-- Data section --

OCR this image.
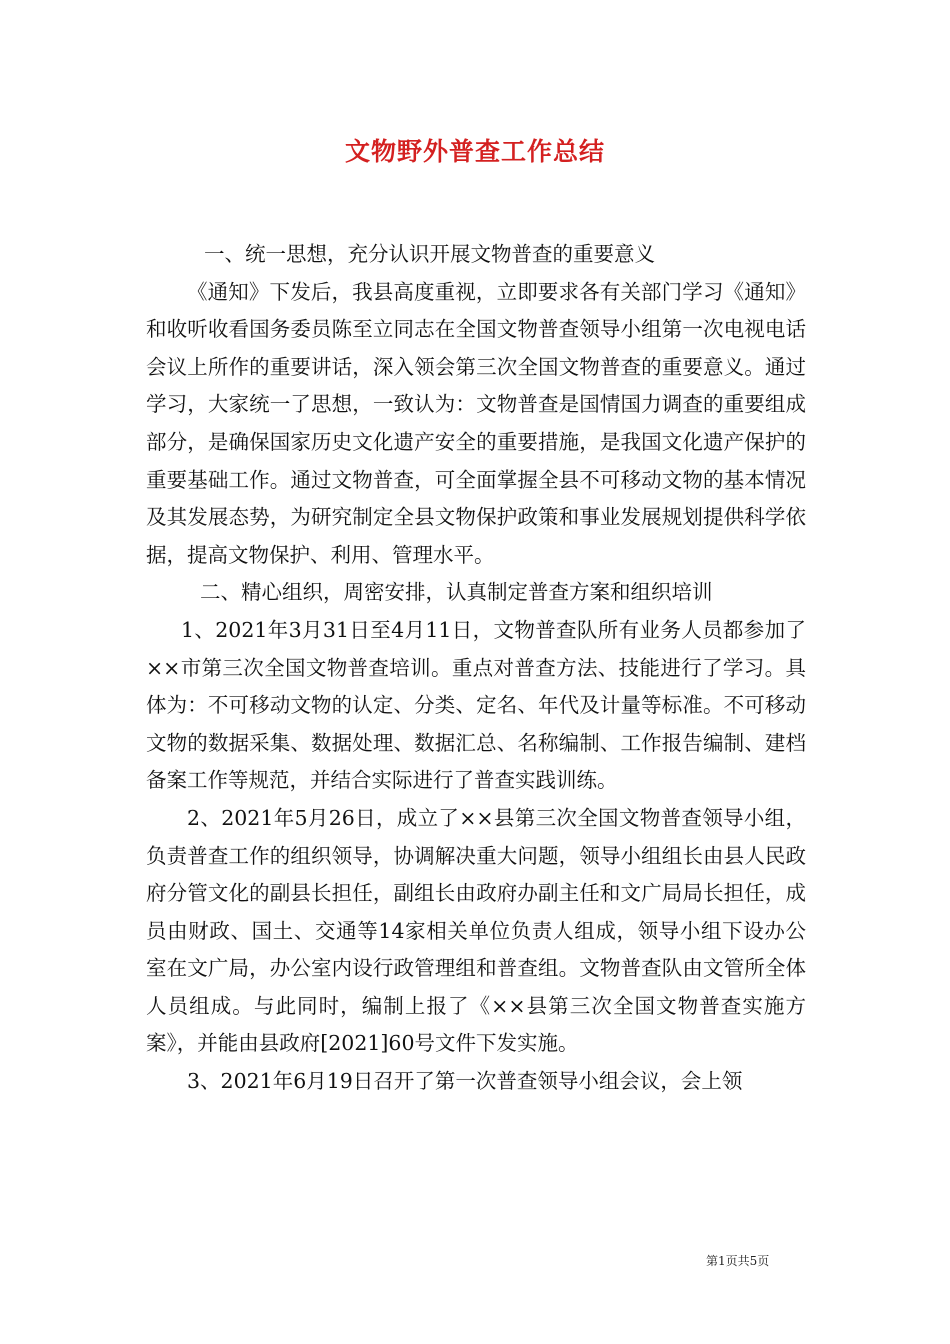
文物野外普查工作总结

一、统一思想，充分认识开展文物普查的重要意义

《通知》下发后，我县高度重视，立即要求各有关部门学习《通知》和收听收看国务委员陈至立同志在全国文物普查领导小组第一次电视电话会议上所作的重要讲话，深入领会第三次全国文物普查的重要意义。通过学习，大家统一了思想，一致认为：文物普查是国情国力调查的重要组成部分，是确保国家历史文化遗产安全的重要措施，是我国文化遗产保护的重要基础工作。通过文物普查，可全面掌握全县不可移动文物的基本情况及其发展态势，为研究制定全县文物保护政策和事业发展规划提供科学依据，提高文物保护、利用、管理水平。

二、精心组织，周密安排，认真制定普查方案和组织培训

1、2021年3月31日至4月11日，文物普查队所有业务人员都参加了××市第三次全国文物普查培训。重点对普查方法、技能进行了学习。具体为：不可移动文物的认定、分类、定名、年代及计量等标准。不可移动文物的数据采集、数据处理、数据汇总、名称编制、工作报告编制、建档备案工作等规范，并结合实际进行了普查实践训练。

2、2021年5月26日，成立了××县第三次全国文物普查领导小组，负责普查工作的组织领导，协调解决重大问题，领导小组组长由县人民政府分管文化的副县长担任，副组长由政府办副主任和文广局局长担任，成员由财政、国土、交通等14家相关单位负责人组成，领导小组下设办公室在文广局，办公室内设行政管理组和普查组。文物普查队由文管所全体人员组成。与此同时，编制上报了《××县第三次全国文物普查实施方案》，并能由县政府[2021]60号文件下发实施。

3、2021年6月19日召开了第一次普查领导小组会议，会上领

第1页共5页
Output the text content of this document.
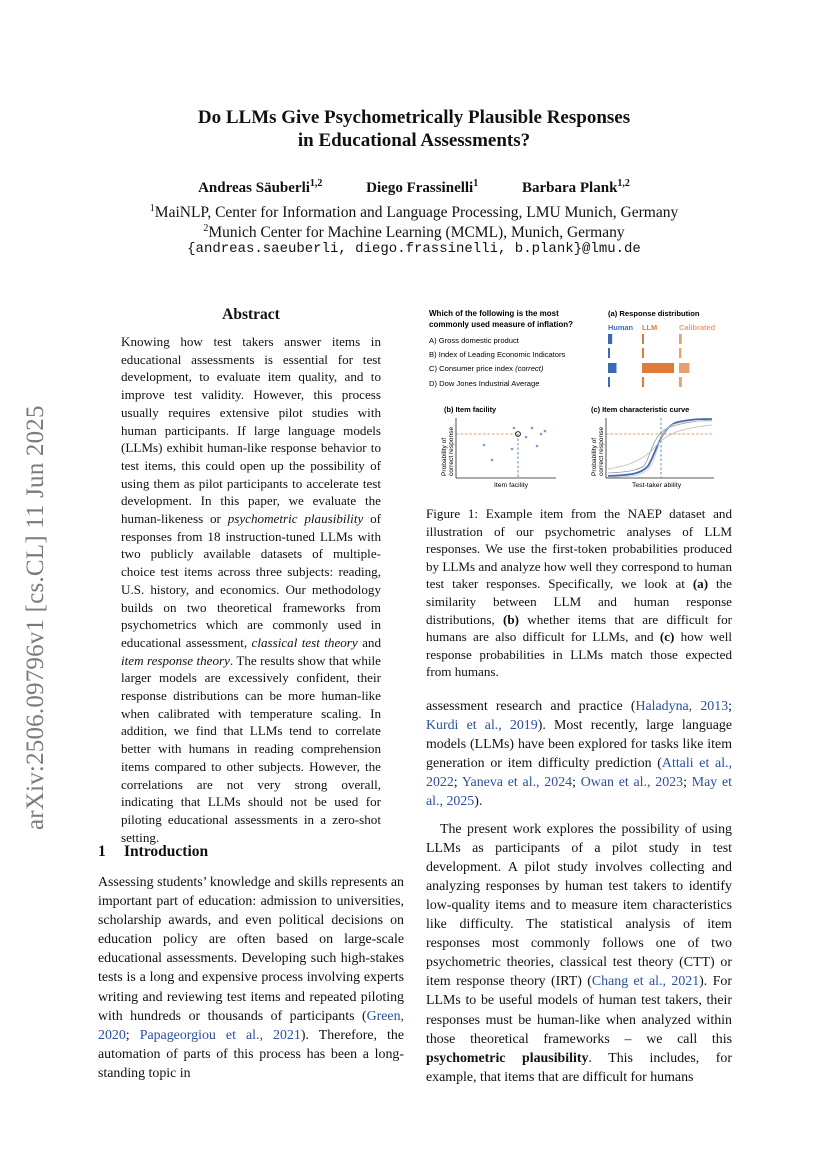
arXiv:2506.09796v1 [cs.CL] 11 Jun 2025
Do LLMs Give Psychometrically Plausible Responses
in Educational Assessments?
Andreas Säuberli$^{1,2}$	Diego Frassinelli$^1$	Barbara Plank$^{1,2}$
$^1$MaiNLP, Center for Information and Language Processing, LMU Munich, Germany
$^2$Munich Center for Machine Learning (MCML), Munich, Germany
{andreas.saeuberli, diego.frassinelli, b.plank}@lmu.de
Abstract
Knowing how test takers answer items in educational assessments is essential for test development, to evaluate item quality, and to improve test validity. However, this process usually requires extensive pilot studies with human participants. If large language models (LLMs) exhibit human-like response behavior to test items, this could open up the possibility of using them as pilot participants to accelerate test development. In this paper, we evaluate the human-likeness or psychometric plausibility of responses from 18 instruction-tuned LLMs with two publicly available datasets of multiple-choice test items across three subjects: reading, U.S. history, and economics. Our methodology builds on two theoretical frameworks from psychometrics which are commonly used in educational assessment, classical test theory and item response theory. The results show that while larger models are excessively confident, their response distributions can be more human-like when calibrated with temperature scaling. In addition, we find that LLMs tend to correlate better with humans in reading comprehension items compared to other subjects. However, the correlations are not very strong overall, indicating that LLMs should not be used for piloting educational assessments in a zero-shot setting.
1 Introduction

Assessing students’ knowledge and skills represents an important part of education: admission to universities, scholarship awards, and even political decisions on education policy are often based on large-scale educational assessments. Developing such high-stakes tests is a long and expensive process involving experts writing and reviewing test items and repeated piloting with hundreds or thousands of participants (Green, 2020; Papageorgiou et al., 2021). Therefore, the automation of parts of this process has been a long-standing topic in

Which of the following is the most
commonly used measure of inflation?
A) Gross domestic product
B) Index of Leading Economic Indicators
C) Consumer price index (correct)
D) Dow Jones Industrial Average
(a) Response distribution
Human LLM	Calibrated
(b) Item facility
Probability of correct response
Item facility
(c) Item characteristic curve
Probability of correct response
Test-taker ability
Figure 1: Example item from the NAEP dataset and illustration of our psychometric analyses of LLM responses. We use the first-token probabilities produced by LLMs and analyze how well they correspond to human test taker responses. Specifically, we look at (a) the similarity between LLM and human response distributions, (b) whether items that are difficult for humans are also difficult for LLMs, and (c) how well response probabilities in LLMs match those expected from humans.

assessment research and practice (Haladyna, 2013; Kurdi et al., 2019). Most recently, large language models (LLMs) have been explored for tasks like item generation or item difficulty prediction (Attali et al., 2022; Yaneva et al., 2024; Owan et al., 2023; May et al., 2025).

The present work explores the possibility of using LLMs as participants of a pilot study in test development. A pilot study involves collecting and analyzing responses by human test takers to identify low-quality items and to measure item characteristics like difficulty. The statistical analysis of item responses most commonly follows one of two psychometric theories, classical test theory (CTT) or item response theory (IRT) (Chang et al., 2021). For LLMs to be useful models of human test takers, their responses must be human-like when analyzed within those theoretical frameworks – we call this psychometric plausibility. This includes, for example, that items that are difficult for humans
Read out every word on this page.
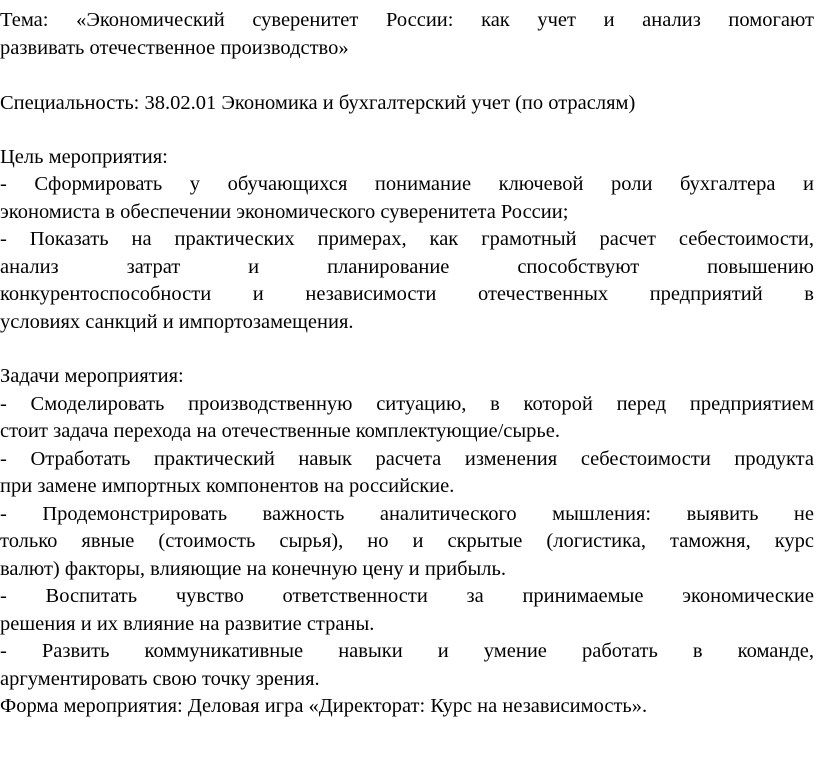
Тема: «Экономический суверенитет России: как учет и анализ помогают
развивать отечественное производство»
Специальность: 38.02.01 Экономика и бухгалтерский учет (по отраслям)
Цель мероприятия:
- Сформировать у обучающихся понимание ключевой роли бухгалтера и
экономиста в обеспечении экономического суверенитета России;
- Показать на практических примерах, как грамотный расчет себестоимости,
анализ затрат и планирование способствуют повышению
конкурентоспособности и независимости отечественных предприятий в
условиях санкций и импортозамещения.
Задачи мероприятия:
- Смоделировать производственную ситуацию, в которой перед предприятием
стоит задача перехода на отечественные комплектующие/сырье.
- Отработать практический навык расчета изменения себестоимости продукта
при замене импортных компонентов на российские.
- Продемонстрировать важность аналитического мышления: выявить не
только явные (стоимость сырья), но и скрытые (логистика, таможня, курс
валют) факторы, влияющие на конечную цену и прибыль.
- Воспитать чувство ответственности за принимаемые экономические
решения и их влияние на развитие страны.
- Развить коммуникативные навыки и умение работать в команде,
аргументировать свою точку зрения.
Форма мероприятия: Деловая игра «Директорат: Курс на независимость».
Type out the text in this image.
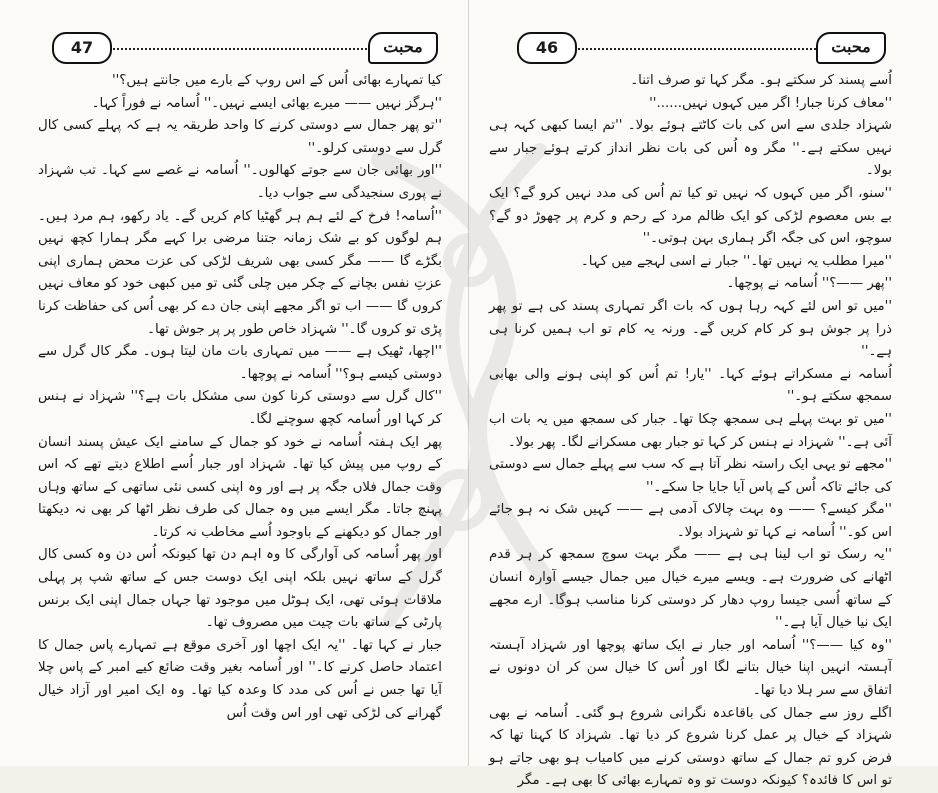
47	محبت

کیا تمہارے بھائی اُس کے اس روپ کے بارے میں جانتے ہیں؟''

''ہرگز نہیں —— میرے بھائی ایسے نہیں۔'' اُسامہ نے فوراً کہا۔

''تو پھر جمال سے دوستی کرنے کا واحد طریقہ یہ ہے کہ پہلے کسی کال گرل سے دوستی کرلو۔''

''اور بھائی جان سے جوتے کھالوں۔'' اُسامہ نے غصے سے کہا۔ تب شہزاد نے پوری سنجیدگی سے جواب دیا۔

''اُسامہ! فرخ کے لئے ہم ہر گھٹیا کام کریں گے۔ یاد رکھو، ہم مرد ہیں۔ ہم لوگوں کو بے شک زمانہ جتنا مرضی برا کہے مگر ہمارا کچھ نہیں بگڑے گا —— مگر کسی بھی شریف لڑکی کی عزت محض ہماری اپنی عزتِ نفس بچانے کے چکر میں چلی گئی تو میں کبھی خود کو معاف نہیں کروں گا —— اب تو اگر مجھے اپنی جان دے کر بھی اُس کی حفاظت کرنا پڑی تو کروں گا۔'' شہزاد خاص طور پر پر جوش تھا۔

''اچھا، ٹھیک ہے —— میں تمہاری بات مان لیتا ہوں۔ مگر کال گرل سے دوستی کیسے ہو؟'' اُسامہ نے پوچھا۔

''کال گرل سے دوستی کرنا کون سی مشکل بات ہے؟'' شہزاد نے ہنس کر کہا اور اُسامہ کچھ سوچنے لگا۔

پھر ایک ہفتہ اُسامہ نے خود کو جمال کے سامنے ایک عیش پسند انسان کے روپ میں پیش کیا تھا۔ شہزاد اور جبار اُسے اطلاع دیتے تھے کہ اس وقت جمال فلاں جگہ پر ہے اور وہ اپنی کسی نئی ساتھی کے ساتھ وہاں پہنچ جاتا۔ مگر ایسے میں وہ جمال کی طرف نظر اٹھا کر بھی نہ دیکھتا اور جمال کو دیکھنے کے باوجود اُسے مخاطب نہ کرتا۔

اور پھر اُسامہ کی آوارگی کا وہ اہم دن تھا کیونکہ اُس دن وہ کسی کال گرل کے ساتھ نہیں بلکہ اپنی ایک دوست جس کے ساتھ شپ پر پہلی ملاقات ہوئی تھی، ایک ہوٹل میں موجود تھا جہاں جمال اپنی ایک برنس پارٹی کے ساتھ بات چیت میں مصروف تھا۔

جبار نے کہا تھا۔ ''یہ ایک اچھا اور آخری موقع ہے تمہارے پاس جمال کا اعتماد حاصل کرنے کا۔'' اور اُسامہ بغیر وقت ضائع کیے امبر کے پاس چلا آیا تھا جس نے اُس کی مدد کا وعدہ کیا تھا۔ وہ ایک امیر اور آزاد خیال گھرانے کی لڑکی تھی اور اس وقت اُس

46	محبت

اُسے پسند کر سکتے ہو۔ مگر کہا تو صرف اتنا۔

''معاف کرنا جبار! اگر میں کہوں نہیں......''

شہزاد جلدی سے اس کی بات کاٹتے ہوئے بولا۔ ''تم ایسا کبھی کہہ ہی نہیں سکتے ہے۔'' مگر وہ اُس کی بات نظر انداز کرتے ہوئے جبار سے بولا۔

''سنو، اگر میں کہوں کہ نہیں تو کیا تم اُس کی مدد نہیں کرو گے؟ ایک بے بس معصوم لڑکی کو ایک ظالم مرد کے رحم و کرم پر چھوڑ دو گے؟ سوچو، اس کی جگہ اگر ہماری بہن ہوتی۔''

''میرا مطلب یہ نہیں تھا۔'' جبار نے اسی لہجے میں کہا۔

''پھر ——؟'' اُسامہ نے پوچھا۔

''میں تو اس لئے کہہ رہا ہوں کہ بات اگر تمہاری پسند کی ہے تو پھر ذرا پر جوش ہو کر کام کریں گے۔ ورنہ یہ کام تو اب ہمیں کرنا ہی ہے۔''

اُسامہ نے مسکراتے ہوئے کہا۔ ''یار! تم اُس کو اپنی ہونے والی بھابی سمجھ سکتے ہو۔''

''میں تو بہت پہلے ہی سمجھ چکا تھا۔ جبار کی سمجھ میں یہ بات اب آئی ہے۔'' شہزاد نے ہنس کر کہا تو جبار بھی مسکرانے لگا۔ پھر بولا۔

''مجھے تو یہی ایک راستہ نظر آتا ہے کہ سب سے پہلے جمال سے دوستی کی جائے تاکہ اُس کے پاس آیا جایا جا سکے۔''

''مگر کیسے؟ —— وہ بہت چالاک آدمی ہے —— کہیں شک نہ ہو جائے اس کو۔'' اُسامہ نے کہا تو شہزاد بولا۔

''یہ رسک تو اب لینا ہی ہے —— مگر بہت سوچ سمجھ کر ہر قدم اٹھانے کی ضرورت ہے۔ ویسے میرے خیال میں جمال جیسے آوارہ انسان کے ساتھ اُسی جیسا روپ دھار کر دوستی کرنا مناسب ہوگا۔ ارے مجھے ایک نیا خیال آیا ہے۔''

''وہ کیا ——؟'' اُسامہ اور جبار نے ایک ساتھ پوچھا اور شہزاد آہستہ آہستہ انہیں اپنا خیال بتانے لگا اور اُس کا خیال سن کر ان دونوں نے اتفاق سے سر ہلا دیا تھا۔

اگلے روز سے جمال کی باقاعدہ نگرانی شروع ہو گئی۔ اُسامہ نے بھی شہزاد کے خیال پر عمل کرنا شروع کر دیا تھا۔ شہزاد کا کہنا تھا کہ فرض کرو تم جمال کے ساتھ دوستی کرنے میں کامیاب ہو بھی جاتے ہو تو اس کا فائدہ؟ کیونکہ دوست تو وہ تمہارے بھائی کا بھی ہے۔ مگر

-- To do --
Copy in full each line that holds the word "سمجھ".

-- Expected output --
اُسامہ نے مسکراتے ہوئے کہا۔ ''یار! تم اُس کو اپنی ہونے والی بھابی سمجھ سکتے ہو۔''
''میں تو بہت پہلے ہی سمجھ چکا تھا۔ جبار کی سمجھ میں یہ بات اب آئی ہے۔'' شہزاد نے ہنس کر کہا تو جبار بھی مسکرانے لگا۔ پھر بولا۔
''یہ رسک تو اب لینا ہی ہے —— مگر بہت سوچ سمجھ کر ہر قدم اٹھانے کی ضرورت ہے۔ ویسے میرے خیال میں جمال جیسے آوارہ انسان کے ساتھ اُسی جیسا روپ دھار کر دوستی کرنا مناسب ہوگا۔ ارے مجھے ایک نیا خیال آیا ہے۔''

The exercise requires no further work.